▶ [PROBLEM TO WORK ON]
Find every line in the records below that contains the word "used", and copy each such line.

▶ [DATASET CONTENT]
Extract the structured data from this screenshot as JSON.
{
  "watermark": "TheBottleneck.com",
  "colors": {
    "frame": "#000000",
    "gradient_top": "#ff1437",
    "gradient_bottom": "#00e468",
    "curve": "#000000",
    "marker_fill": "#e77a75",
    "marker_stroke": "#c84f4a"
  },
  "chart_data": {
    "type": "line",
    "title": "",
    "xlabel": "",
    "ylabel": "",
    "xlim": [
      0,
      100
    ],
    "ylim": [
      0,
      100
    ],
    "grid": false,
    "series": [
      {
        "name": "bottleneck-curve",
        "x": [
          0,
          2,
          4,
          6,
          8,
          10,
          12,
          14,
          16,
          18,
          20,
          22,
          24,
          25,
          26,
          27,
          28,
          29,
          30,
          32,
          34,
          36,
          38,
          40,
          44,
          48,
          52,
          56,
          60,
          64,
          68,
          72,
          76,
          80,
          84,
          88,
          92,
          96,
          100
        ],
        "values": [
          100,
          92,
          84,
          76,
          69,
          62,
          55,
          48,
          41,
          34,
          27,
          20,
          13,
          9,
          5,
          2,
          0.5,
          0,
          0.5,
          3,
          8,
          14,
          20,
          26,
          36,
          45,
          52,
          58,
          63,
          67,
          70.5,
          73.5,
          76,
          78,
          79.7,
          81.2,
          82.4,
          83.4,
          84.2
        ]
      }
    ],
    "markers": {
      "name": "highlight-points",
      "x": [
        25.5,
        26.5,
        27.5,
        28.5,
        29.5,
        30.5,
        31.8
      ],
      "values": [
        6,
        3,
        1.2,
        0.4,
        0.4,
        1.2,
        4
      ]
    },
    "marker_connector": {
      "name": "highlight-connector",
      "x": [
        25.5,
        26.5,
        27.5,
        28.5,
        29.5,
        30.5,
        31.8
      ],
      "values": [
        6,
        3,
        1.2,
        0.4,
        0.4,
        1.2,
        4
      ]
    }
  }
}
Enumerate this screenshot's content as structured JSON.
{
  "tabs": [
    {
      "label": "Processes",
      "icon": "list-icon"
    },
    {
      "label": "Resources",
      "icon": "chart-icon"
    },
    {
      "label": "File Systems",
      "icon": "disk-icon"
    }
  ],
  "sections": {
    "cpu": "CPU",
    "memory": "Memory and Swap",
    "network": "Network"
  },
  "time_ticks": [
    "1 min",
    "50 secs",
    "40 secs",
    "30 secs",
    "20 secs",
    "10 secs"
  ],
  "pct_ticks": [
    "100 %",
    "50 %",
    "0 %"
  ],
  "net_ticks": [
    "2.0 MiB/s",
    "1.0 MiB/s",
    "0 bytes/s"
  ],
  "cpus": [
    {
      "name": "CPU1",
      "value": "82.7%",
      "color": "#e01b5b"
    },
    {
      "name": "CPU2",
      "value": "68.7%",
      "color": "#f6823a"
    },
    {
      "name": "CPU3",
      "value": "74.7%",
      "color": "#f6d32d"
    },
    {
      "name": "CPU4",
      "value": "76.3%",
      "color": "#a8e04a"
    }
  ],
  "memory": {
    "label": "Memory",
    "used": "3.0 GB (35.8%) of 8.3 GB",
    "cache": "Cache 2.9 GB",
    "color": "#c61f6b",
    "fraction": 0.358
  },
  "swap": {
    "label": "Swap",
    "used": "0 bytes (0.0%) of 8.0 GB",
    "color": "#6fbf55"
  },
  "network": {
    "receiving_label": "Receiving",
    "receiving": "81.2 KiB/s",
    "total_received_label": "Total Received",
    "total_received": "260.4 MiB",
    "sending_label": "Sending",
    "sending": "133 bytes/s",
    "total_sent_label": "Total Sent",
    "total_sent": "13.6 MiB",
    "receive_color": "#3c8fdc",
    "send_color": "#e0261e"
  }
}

▶ [WRITTEN SOLUTION]
    "used": "3.0 GB (35.8%) of 8.3 GB",
    "used": "0 bytes (0.0%) of 8.0 GB",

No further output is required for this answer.